PROMPT
Print all the data, keeping every line exactly as it is.

DATA LINES
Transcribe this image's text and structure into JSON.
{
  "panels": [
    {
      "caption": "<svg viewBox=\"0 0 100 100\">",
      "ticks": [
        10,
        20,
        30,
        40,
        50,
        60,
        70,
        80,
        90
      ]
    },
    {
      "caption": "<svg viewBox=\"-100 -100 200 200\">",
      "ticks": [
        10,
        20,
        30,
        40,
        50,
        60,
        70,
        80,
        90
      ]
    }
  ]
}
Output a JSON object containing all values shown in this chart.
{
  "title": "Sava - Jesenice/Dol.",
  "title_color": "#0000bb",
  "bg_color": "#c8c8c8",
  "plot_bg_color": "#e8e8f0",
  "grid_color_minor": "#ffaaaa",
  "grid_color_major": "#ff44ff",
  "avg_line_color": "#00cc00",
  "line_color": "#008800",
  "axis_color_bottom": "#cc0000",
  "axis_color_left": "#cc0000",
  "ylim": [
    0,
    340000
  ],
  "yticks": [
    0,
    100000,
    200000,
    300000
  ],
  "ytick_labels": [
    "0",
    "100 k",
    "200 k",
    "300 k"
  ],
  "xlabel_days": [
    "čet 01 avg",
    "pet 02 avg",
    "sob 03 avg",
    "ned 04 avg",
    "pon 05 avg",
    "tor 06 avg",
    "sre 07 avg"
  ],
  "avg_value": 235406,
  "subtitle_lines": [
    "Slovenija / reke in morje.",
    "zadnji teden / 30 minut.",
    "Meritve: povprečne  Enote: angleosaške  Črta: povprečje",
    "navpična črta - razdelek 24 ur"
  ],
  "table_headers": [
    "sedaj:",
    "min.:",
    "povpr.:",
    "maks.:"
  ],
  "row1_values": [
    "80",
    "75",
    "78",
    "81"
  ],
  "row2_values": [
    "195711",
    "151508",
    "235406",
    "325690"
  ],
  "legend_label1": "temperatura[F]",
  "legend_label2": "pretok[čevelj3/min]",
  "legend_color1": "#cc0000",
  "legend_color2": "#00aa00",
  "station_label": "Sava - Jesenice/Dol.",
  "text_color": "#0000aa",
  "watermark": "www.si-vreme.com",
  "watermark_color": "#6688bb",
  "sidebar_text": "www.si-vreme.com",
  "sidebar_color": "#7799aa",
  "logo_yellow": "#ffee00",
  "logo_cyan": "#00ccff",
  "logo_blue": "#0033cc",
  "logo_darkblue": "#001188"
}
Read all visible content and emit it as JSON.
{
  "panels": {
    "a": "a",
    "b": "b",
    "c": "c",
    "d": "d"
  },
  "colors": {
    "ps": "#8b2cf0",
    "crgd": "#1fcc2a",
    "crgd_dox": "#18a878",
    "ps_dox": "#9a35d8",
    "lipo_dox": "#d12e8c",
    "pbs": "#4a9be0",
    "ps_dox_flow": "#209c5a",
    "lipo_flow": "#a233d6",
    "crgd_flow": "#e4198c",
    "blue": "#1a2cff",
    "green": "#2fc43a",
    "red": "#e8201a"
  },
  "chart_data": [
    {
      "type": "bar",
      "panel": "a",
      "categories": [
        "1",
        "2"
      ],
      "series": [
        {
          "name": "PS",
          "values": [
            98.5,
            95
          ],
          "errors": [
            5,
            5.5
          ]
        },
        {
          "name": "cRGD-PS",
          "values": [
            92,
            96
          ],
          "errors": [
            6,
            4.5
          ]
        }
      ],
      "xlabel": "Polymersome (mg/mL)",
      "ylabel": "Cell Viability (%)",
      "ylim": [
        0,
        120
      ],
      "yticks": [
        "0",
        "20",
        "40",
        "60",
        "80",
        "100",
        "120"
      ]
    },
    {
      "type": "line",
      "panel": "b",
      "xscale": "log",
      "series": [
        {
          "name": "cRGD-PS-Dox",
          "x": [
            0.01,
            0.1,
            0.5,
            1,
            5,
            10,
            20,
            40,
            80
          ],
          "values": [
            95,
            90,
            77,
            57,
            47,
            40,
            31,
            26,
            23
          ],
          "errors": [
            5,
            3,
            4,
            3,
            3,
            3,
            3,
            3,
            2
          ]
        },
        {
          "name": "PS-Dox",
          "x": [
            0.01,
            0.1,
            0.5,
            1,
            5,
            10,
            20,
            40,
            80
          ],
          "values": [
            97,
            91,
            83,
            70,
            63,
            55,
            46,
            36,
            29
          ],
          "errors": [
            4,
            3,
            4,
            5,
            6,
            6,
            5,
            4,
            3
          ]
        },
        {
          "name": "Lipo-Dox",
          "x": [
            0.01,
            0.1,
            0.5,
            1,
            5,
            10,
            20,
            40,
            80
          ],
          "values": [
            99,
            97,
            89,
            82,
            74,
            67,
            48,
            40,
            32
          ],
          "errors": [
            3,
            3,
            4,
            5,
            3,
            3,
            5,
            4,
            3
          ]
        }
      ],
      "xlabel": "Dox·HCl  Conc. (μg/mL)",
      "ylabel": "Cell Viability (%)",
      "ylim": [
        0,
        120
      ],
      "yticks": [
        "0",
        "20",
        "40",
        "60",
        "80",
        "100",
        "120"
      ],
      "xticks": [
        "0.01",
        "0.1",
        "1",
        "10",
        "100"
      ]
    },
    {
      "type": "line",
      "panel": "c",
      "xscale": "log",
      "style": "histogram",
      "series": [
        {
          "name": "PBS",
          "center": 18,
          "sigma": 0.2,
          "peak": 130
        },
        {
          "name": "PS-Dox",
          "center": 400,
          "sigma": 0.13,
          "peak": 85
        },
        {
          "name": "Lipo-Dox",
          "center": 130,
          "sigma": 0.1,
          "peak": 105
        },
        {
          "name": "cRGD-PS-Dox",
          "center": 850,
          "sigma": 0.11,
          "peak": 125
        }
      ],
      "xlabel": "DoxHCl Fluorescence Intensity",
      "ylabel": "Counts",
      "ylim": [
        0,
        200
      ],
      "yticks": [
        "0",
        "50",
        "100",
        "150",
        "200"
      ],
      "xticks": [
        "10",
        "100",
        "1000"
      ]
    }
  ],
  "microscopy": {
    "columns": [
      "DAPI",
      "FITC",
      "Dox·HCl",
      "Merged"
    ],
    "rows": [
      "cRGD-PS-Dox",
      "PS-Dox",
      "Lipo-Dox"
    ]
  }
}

RESULT FOR THIS EXERCISE
Transcribe this image's text and structure into JSON.
{
  "panels": [
    {
      "caption": "<svg viewBox=\"0 0 100 100\">",
      "ticks": [
        10,
        20,
        30,
        40,
        50,
        60,
        70,
        80,
        90
      ]
    },
    {
      "caption": "<svg viewBox=\"-100 -100 200 200\">",
      "ticks": [
        10,
        20,
        30,
        40,
        50,
        60,
        70,
        80,
        90
      ]
    }
  ]
}
Output a JSON object containing all values shown in this chart.
{
  "title": "Sava - Jesenice/Dol.",
  "title_color": "#0000bb",
  "bg_color": "#c8c8c8",
  "plot_bg_color": "#e8e8f0",
  "grid_color_minor": "#ffaaaa",
  "grid_color_major": "#ff44ff",
  "avg_line_color": "#00cc00",
  "line_color": "#008800",
  "axis_color_bottom": "#cc0000",
  "axis_color_left": "#cc0000",
  "ylim": [
    0,
    340000
  ],
  "yticks": [
    0,
    100000,
    200000,
    300000
  ],
  "ytick_labels": [
    "0",
    "100 k",
    "200 k",
    "300 k"
  ],
  "xlabel_days": [
    "čet 01 avg",
    "pet 02 avg",
    "sob 03 avg",
    "ned 04 avg",
    "pon 05 avg",
    "tor 06 avg",
    "sre 07 avg"
  ],
  "avg_value": 235406,
  "subtitle_lines": [
    "Slovenija / reke in morje.",
    "zadnji teden / 30 minut.",
    "Meritve: povprečne  Enote: angleosaške  Črta: povprečje",
    "navpična črta - razdelek 24 ur"
  ],
  "table_headers": [
    "sedaj:",
    "min.:",
    "povpr.:",
    "maks.:"
  ],
  "row1_values": [
    "80",
    "75",
    "78",
    "81"
  ],
  "row2_values": [
    "195711",
    "151508",
    "235406",
    "325690"
  ],
  "legend_label1": "temperatura[F]",
  "legend_label2": "pretok[čevelj3/min]",
  "legend_color1": "#cc0000",
  "legend_color2": "#00aa00",
  "station_label": "Sava - Jesenice/Dol.",
  "text_color": "#0000aa",
  "watermark": "www.si-vreme.com",
  "watermark_color": "#6688bb",
  "sidebar_text": "www.si-vreme.com",
  "sidebar_color": "#7799aa",
  "logo_yellow": "#ffee00",
  "logo_cyan": "#00ccff",
  "logo_blue": "#0033cc",
  "logo_darkblue": "#001188"
}
Read all visible content and emit it as JSON.
{
  "panels": {
    "a": "a",
    "b": "b",
    "c": "c",
    "d": "d"
  },
  "colors": {
    "ps": "#8b2cf0",
    "crgd": "#1fcc2a",
    "crgd_dox": "#18a878",
    "ps_dox": "#9a35d8",
    "lipo_dox": "#d12e8c",
    "pbs": "#4a9be0",
    "ps_dox_flow": "#209c5a",
    "lipo_flow": "#a233d6",
    "crgd_flow": "#e4198c",
    "blue": "#1a2cff",
    "green": "#2fc43a",
    "red": "#e8201a"
  },
  "chart_data": [
    {
      "type": "bar",
      "panel": "a",
      "categories": [
        "1",
        "2"
      ],
      "series": [
        {
          "name": "PS",
          "values": [
            98.5,
            95
          ],
          "errors": [
            5,
            5.5
          ]
        },
        {
          "name": "cRGD-PS",
          "values": [
            92,
            96
          ],
          "errors": [
            6,
            4.5
          ]
        }
      ],
      "xlabel": "Polymersome (mg/mL)",
      "ylabel": "Cell Viability (%)",
      "ylim": [
        0,
        120
      ],
      "yticks": [
        "0",
        "20",
        "40",
        "60",
        "80",
        "100",
        "120"
      ]
    },
    {
      "type": "line",
      "panel": "b",
      "xscale": "log",
      "series": [
        {
          "name": "cRGD-PS-Dox",
          "x": [
            0.01,
            0.1,
            0.5,
            1,
            5,
            10,
            20,
            40,
            80
          ],
          "values": [
            95,
            90,
            77,
            57,
            47,
            40,
            31,
            26,
            23
          ],
          "errors": [
            5,
            3,
            4,
            3,
            3,
            3,
            3,
            3,
            2
          ]
        },
        {
          "name": "PS-Dox",
          "x": [
            0.01,
            0.1,
            0.5,
            1,
            5,
            10,
            20,
            40,
            80
          ],
          "values": [
            97,
            91,
            83,
            70,
            63,
            55,
            46,
            36,
            29
          ],
          "errors": [
            4,
            3,
            4,
            5,
            6,
            6,
            5,
            4,
            3
          ]
        },
        {
          "name": "Lipo-Dox",
          "x": [
            0.01,
            0.1,
            0.5,
            1,
            5,
            10,
            20,
            40,
            80
          ],
          "values": [
            99,
            97,
            89,
            82,
            74,
            67,
            48,
            40,
            32
          ],
          "errors": [
            3,
            3,
            4,
            5,
            3,
            3,
            5,
            4,
            3
          ]
        }
      ],
      "xlabel": "Dox·HCl  Conc. (μg/mL)",
      "ylabel": "Cell Viability (%)",
      "ylim": [
        0,
        120
      ],
      "yticks": [
        "0",
        "20",
        "40",
        "60",
        "80",
        "100",
        "120"
      ],
      "xticks": [
        "0.01",
        "0.1",
        "1",
        "10",
        "100"
      ]
    },
    {
      "type": "line",
      "panel": "c",
      "xscale": "log",
      "style": "histogram",
      "series": [
        {
          "name": "PBS",
          "center": 18,
          "sigma": 0.2,
          "peak": 130
        },
        {
          "name": "PS-Dox",
          "center": 400,
          "sigma": 0.13,
          "peak": 85
        },
        {
          "name": "Lipo-Dox",
          "center": 130,
          "sigma": 0.1,
          "peak": 105
        },
        {
          "name": "cRGD-PS-Dox",
          "center": 850,
          "sigma": 0.11,
          "peak": 125
        }
      ],
      "xlabel": "DoxHCl Fluorescence Intensity",
      "ylabel": "Counts",
      "ylim": [
        0,
        200
      ],
      "yticks": [
        "0",
        "50",
        "100",
        "150",
        "200"
      ],
      "xticks": [
        "10",
        "100",
        "1000"
      ]
    }
  ],
  "microscopy": {
    "columns": [
      "DAPI",
      "FITC",
      "Dox·HCl",
      "Merged"
    ],
    "rows": [
      "cRGD-PS-Dox",
      "PS-Dox",
      "Lipo-Dox"
    ]
  }
}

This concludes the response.